Figure record listings>

########################################

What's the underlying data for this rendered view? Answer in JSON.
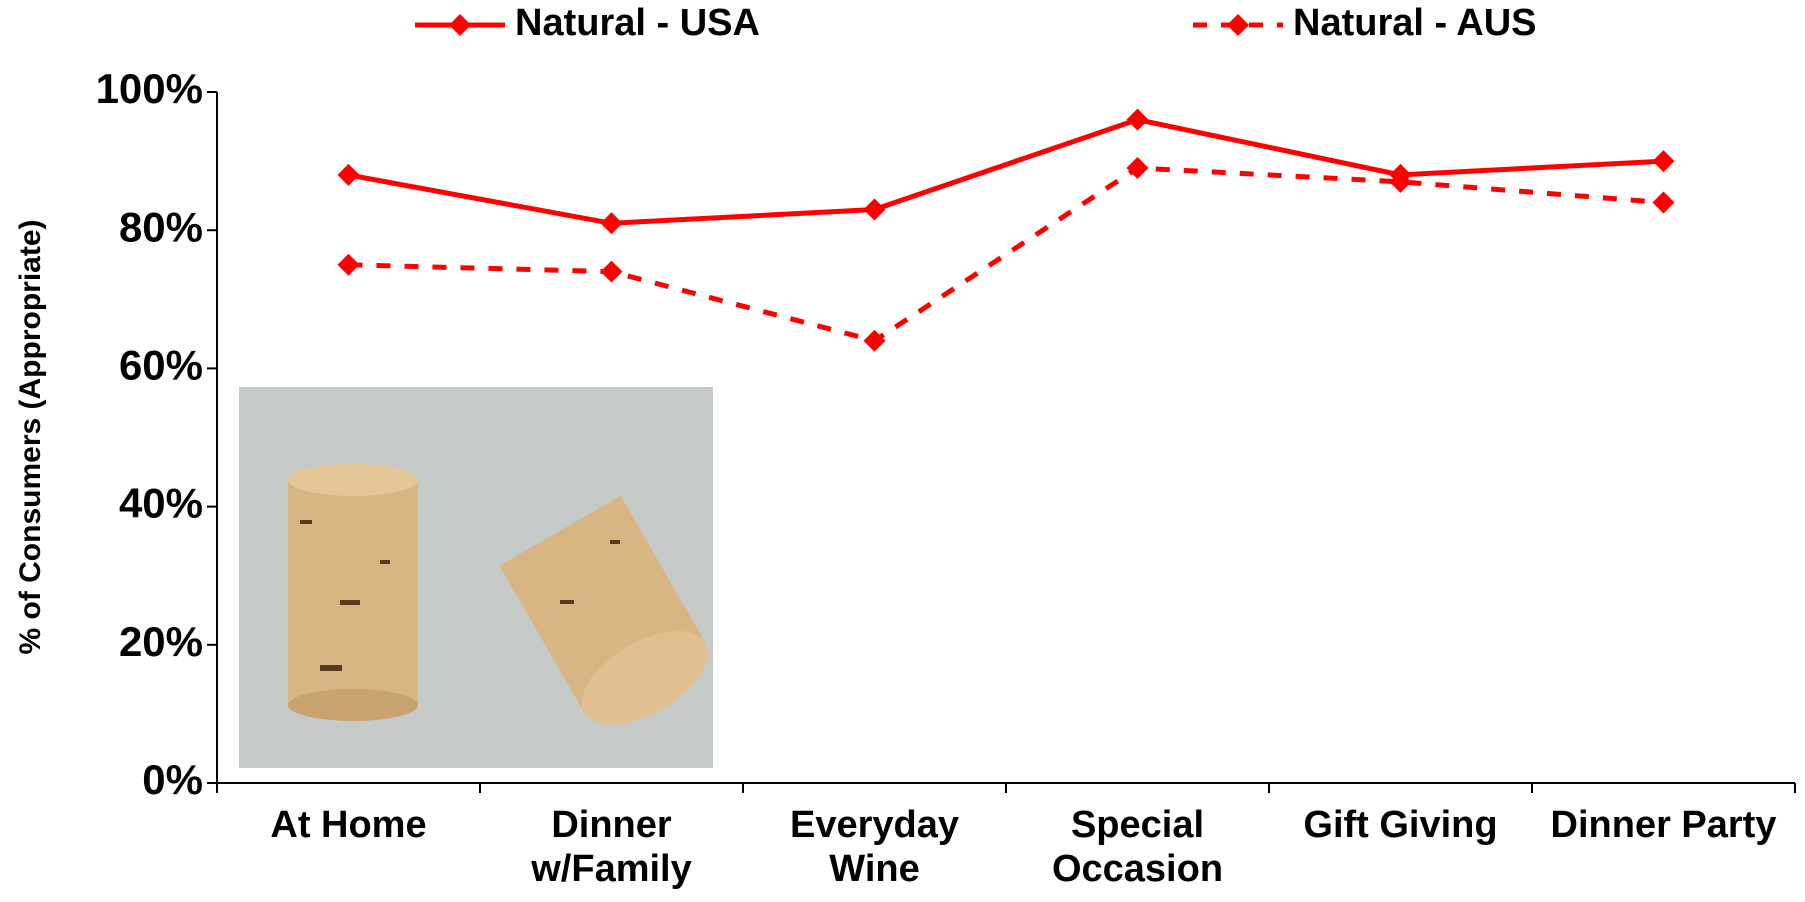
{
  "chart_data": {
    "type": "line",
    "y_label": "% of Consumers (Appropriate)",
    "categories": [
      "At Home",
      "Dinner w/Family",
      "Everyday Wine",
      "Special Occasion",
      "Gift Giving",
      "Dinner Party"
    ],
    "series": [
      {
        "name": "Natural - USA",
        "color": "#ff0000",
        "line_style": "solid",
        "marker": "diamond",
        "values": [
          88,
          81,
          83,
          96,
          88,
          90
        ]
      },
      {
        "name": "Natural - AUS",
        "color": "#ff0000",
        "line_style": "dotted",
        "marker": "diamond",
        "values": [
          75,
          74,
          64,
          89,
          87,
          84
        ]
      }
    ],
    "ylim": [
      0,
      100
    ],
    "yticks": [
      {
        "value": 0,
        "label": "0%"
      },
      {
        "value": 20,
        "label": "20%"
      },
      {
        "value": 40,
        "label": "40%"
      },
      {
        "value": 60,
        "label": "60%"
      },
      {
        "value": 80,
        "label": "80%"
      },
      {
        "value": 100,
        "label": "100%"
      }
    ],
    "legend": "top"
  }
}
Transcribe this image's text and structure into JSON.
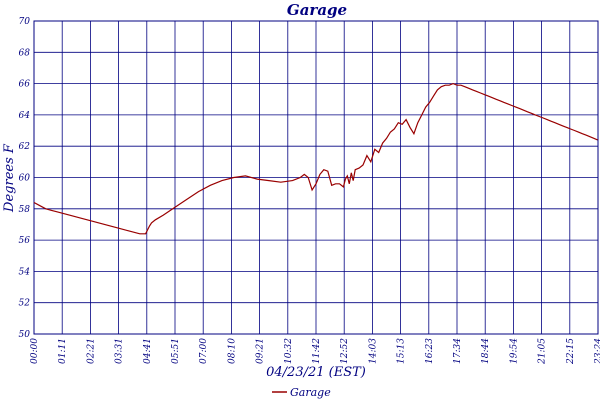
{
  "chart_data": {
    "type": "line",
    "title": "Garage",
    "xlabel": "04/23/21 (EST)",
    "ylabel": "Degrees F",
    "ylim": [
      50,
      70
    ],
    "yticks": [
      50,
      52,
      54,
      56,
      58,
      60,
      62,
      64,
      66,
      68,
      70
    ],
    "xticks": [
      "00:00",
      "01:11",
      "02:21",
      "03:31",
      "04:41",
      "05:51",
      "07:00",
      "08:10",
      "09:21",
      "10:32",
      "11:42",
      "12:52",
      "14:03",
      "15:13",
      "16:23",
      "17:34",
      "18:44",
      "19:54",
      "21:05",
      "22:15",
      "23:24"
    ],
    "grid": true,
    "legend_position": "bottom-center",
    "colors": {
      "series": "#990000",
      "grid": "#000080",
      "text": "#000080"
    },
    "series": [
      {
        "name": "Garage",
        "x": [
          0,
          15,
          30,
          45,
          60,
          90,
          120,
          150,
          180,
          210,
          240,
          270,
          285,
          295,
          300,
          310,
          330,
          360,
          390,
          420,
          450,
          480,
          510,
          540,
          570,
          600,
          630,
          660,
          680,
          690,
          700,
          710,
          720,
          730,
          740,
          750,
          760,
          770,
          780,
          790,
          795,
          800,
          805,
          810,
          815,
          820,
          830,
          840,
          850,
          860,
          870,
          880,
          890,
          900,
          910,
          920,
          930,
          940,
          950,
          960,
          970,
          980,
          990,
          1000,
          1010,
          1020,
          1030,
          1040,
          1050,
          1060,
          1070,
          1080,
          1090,
          1100,
          1110,
          1120,
          1130,
          1140,
          1150,
          1160,
          1170,
          1180,
          1190,
          1200,
          1210,
          1220,
          1230,
          1240,
          1250,
          1260,
          1270,
          1280,
          1290,
          1300,
          1310,
          1320,
          1330,
          1340,
          1350,
          1360,
          1370,
          1380,
          1390,
          1400,
          1410,
          1420,
          1430,
          1439
        ],
        "y": [
          58.4,
          58.2,
          58.0,
          57.9,
          57.8,
          57.6,
          57.4,
          57.2,
          57.0,
          56.8,
          56.6,
          56.4,
          56.4,
          56.9,
          57.1,
          57.3,
          57.6,
          58.1,
          58.6,
          59.1,
          59.5,
          59.8,
          60.0,
          60.1,
          59.9,
          59.8,
          59.7,
          59.8,
          60.0,
          60.2,
          60.0,
          59.2,
          59.6,
          60.2,
          60.5,
          60.4,
          59.5,
          59.6,
          59.6,
          59.4,
          59.9,
          60.1,
          59.6,
          60.3,
          59.8,
          60.5,
          60.6,
          60.8,
          61.4,
          61.0,
          61.8,
          61.6,
          62.2,
          62.5,
          62.9,
          63.1,
          63.5,
          63.4,
          63.7,
          63.2,
          62.8,
          63.5,
          64.0,
          64.5,
          64.8,
          65.2,
          65.6,
          65.8,
          65.9,
          65.9,
          66.0,
          65.9,
          65.9,
          65.8,
          65.7,
          65.6,
          65.5,
          65.4,
          65.3,
          65.2,
          65.1,
          65.0,
          64.9,
          64.8,
          64.7,
          64.6,
          64.5,
          64.4,
          64.3,
          64.2,
          64.1,
          64.0,
          63.9,
          63.8,
          63.7,
          63.6,
          63.5,
          63.4,
          63.3,
          63.2,
          63.1,
          63.0,
          62.9,
          62.8,
          62.7,
          62.6,
          62.5,
          62.4
        ]
      }
    ]
  }
}
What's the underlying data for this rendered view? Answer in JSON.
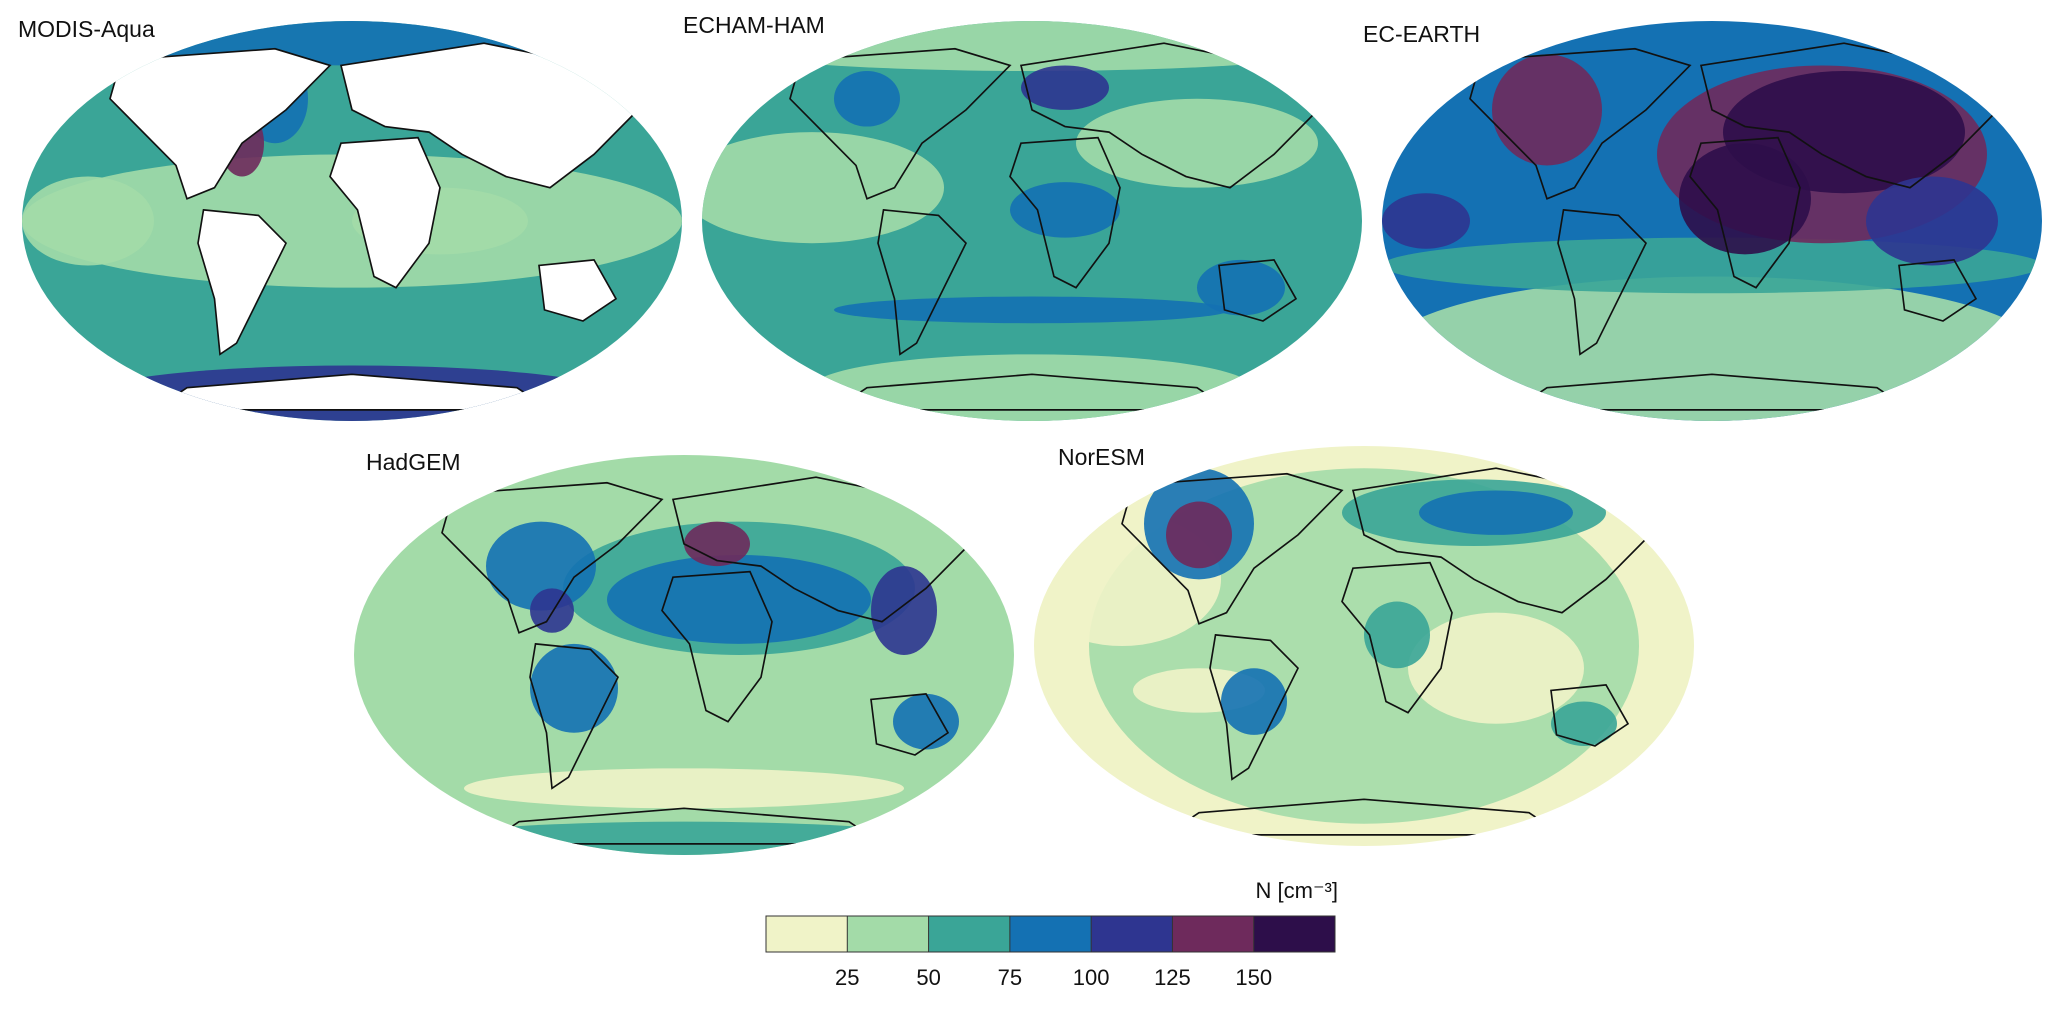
{
  "panels": [
    {
      "title": "MODIS-Aqua"
    },
    {
      "title": "ECHAM-HAM"
    },
    {
      "title": "EC-EARTH"
    },
    {
      "title": "HadGEM"
    },
    {
      "title": "NorESM"
    }
  ],
  "colorbar": {
    "label": "N [cm⁻³]",
    "colors": [
      "#f0f3c8",
      "#a3dba8",
      "#3aa597",
      "#1471b3",
      "#2e3590",
      "#6e2a5c",
      "#2d0e4a"
    ],
    "lim": [
      0,
      175
    ],
    "ticks": [
      25,
      50,
      75,
      100,
      125,
      150
    ]
  }
}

########################################

Exercise objective>
Repeat everything in the records precisely. Images are excluded from the copy.

Worked answer>
What's the underlying data for this rendered view? Answer in JSON.
{
  "chart_data": {
    "type": "line",
    "y_label": "% of Consumers (Appropriate)",
    "categories": [
      "At Home",
      "Dinner w/Family",
      "Everyday Wine",
      "Special Occasion",
      "Gift Giving",
      "Dinner Party"
    ],
    "series": [
      {
        "name": "Natural - USA",
        "color": "#ff0000",
        "line_style": "solid",
        "marker": "diamond",
        "values": [
          88,
          81,
          83,
          96,
          88,
          90
        ]
      },
      {
        "name": "Natural - AUS",
        "color": "#ff0000",
        "line_style": "dotted",
        "marker": "diamond",
        "values": [
          75,
          74,
          64,
          89,
          87,
          84
        ]
      }
    ],
    "ylim": [
      0,
      100
    ],
    "yticks": [
      {
        "value": 0,
        "label": "0%"
      },
      {
        "value": 20,
        "label": "20%"
      },
      {
        "value": 40,
        "label": "40%"
      },
      {
        "value": 60,
        "label": "60%"
      },
      {
        "value": 80,
        "label": "80%"
      },
      {
        "value": 100,
        "label": "100%"
      }
    ],
    "legend": "top"
  }
}
Transcribe this image's text and structure into JSON.
{
  "chart_data": {
    "type": "line",
    "title": "Garage",
    "xlabel": "04/23/21 (EST)",
    "ylabel": "Degrees F",
    "ylim": [
      50,
      70
    ],
    "yticks": [
      50,
      52,
      54,
      56,
      58,
      60,
      62,
      64,
      66,
      68,
      70
    ],
    "xticks": [
      "00:00",
      "01:11",
      "02:21",
      "03:31",
      "04:41",
      "05:51",
      "07:00",
      "08:10",
      "09:21",
      "10:32",
      "11:42",
      "12:52",
      "14:03",
      "15:13",
      "16:23",
      "17:34",
      "18:44",
      "19:54",
      "21:05",
      "22:15",
      "23:24"
    ],
    "grid": true,
    "legend_position": "bottom-center",
    "colors": {
      "series": "#990000",
      "grid": "#000080",
      "text": "#000080"
    },
    "series": [
      {
        "name": "Garage",
        "x": [
          0,
          15,
          30,
          45,
          60,
          90,
          120,
          150,
          180,
          210,
          240,
          270,
          285,
          295,
          300,
          310,
          330,
          360,
          390,
          420,
          450,
          480,
          510,
          540,
          570,
          600,
          630,
          660,
          680,
          690,
          700,
          710,
          720,
          730,
          740,
          750,
          760,
          770,
          780,
          790,
          795,
          800,
          805,
          810,
          815,
          820,
          830,
          840,
          850,
          860,
          870,
          880,
          890,
          900,
          910,
          920,
          930,
          940,
          950,
          960,
          970,
          980,
          990,
          1000,
          1010,
          1020,
          1030,
          1040,
          1050,
          1060,
          1070,
          1080,
          1090,
          1100,
          1110,
          1120,
          1130,
          1140,
          1150,
          1160,
          1170,
          1180,
          1190,
          1200,
          1210,
          1220,
          1230,
          1240,
          1250,
          1260,
          1270,
          1280,
          1290,
          1300,
          1310,
          1320,
          1330,
          1340,
          1350,
          1360,
          1370,
          1380,
          1390,
          1400,
          1410,
          1420,
          1430,
          1439
        ],
        "y": [
          58.4,
          58.2,
          58.0,
          57.9,
          57.8,
          57.6,
          57.4,
          57.2,
          57.0,
          56.8,
          56.6,
          56.4,
          56.4,
          56.9,
          57.1,
          57.3,
          57.6,
          58.1,
          58.6,
          59.1,
          59.5,
          59.8,
          60.0,
          60.1,
          59.9,
          59.8,
          59.7,
          59.8,
          60.0,
          60.2,
          60.0,
          59.2,
          59.6,
          60.2,
          60.5,
          60.4,
          59.5,
          59.6,
          59.6,
          59.4,
          59.9,
          60.1,
          59.6,
          60.3,
          59.8,
          60.5,
          60.6,
          60.8,
          61.4,
          61.0,
          61.8,
          61.6,
          62.2,
          62.5,
          62.9,
          63.1,
          63.5,
          63.4,
          63.7,
          63.2,
          62.8,
          63.5,
          64.0,
          64.5,
          64.8,
          65.2,
          65.6,
          65.8,
          65.9,
          65.9,
          66.0,
          65.9,
          65.9,
          65.8,
          65.7,
          65.6,
          65.5,
          65.4,
          65.3,
          65.2,
          65.1,
          65.0,
          64.9,
          64.8,
          64.7,
          64.6,
          64.5,
          64.4,
          64.3,
          64.2,
          64.1,
          64.0,
          63.9,
          63.8,
          63.7,
          63.6,
          63.5,
          63.4,
          63.3,
          63.2,
          63.1,
          63.0,
          62.9,
          62.8,
          62.7,
          62.6,
          62.5,
          62.4
        ]
      }
    ]
  }
}
What's the underlying data for this rendered view? Answer in JSON.
{
  "panels": [
    {
      "title": "MODIS-Aqua"
    },
    {
      "title": "ECHAM-HAM"
    },
    {
      "title": "EC-EARTH"
    },
    {
      "title": "HadGEM"
    },
    {
      "title": "NorESM"
    }
  ],
  "colorbar": {
    "label": "N [cm⁻³]",
    "colors": [
      "#f0f3c8",
      "#a3dba8",
      "#3aa597",
      "#1471b3",
      "#2e3590",
      "#6e2a5c",
      "#2d0e4a"
    ],
    "lim": [
      0,
      175
    ],
    "ticks": [
      25,
      50,
      75,
      100,
      125,
      150
    ]
  }
}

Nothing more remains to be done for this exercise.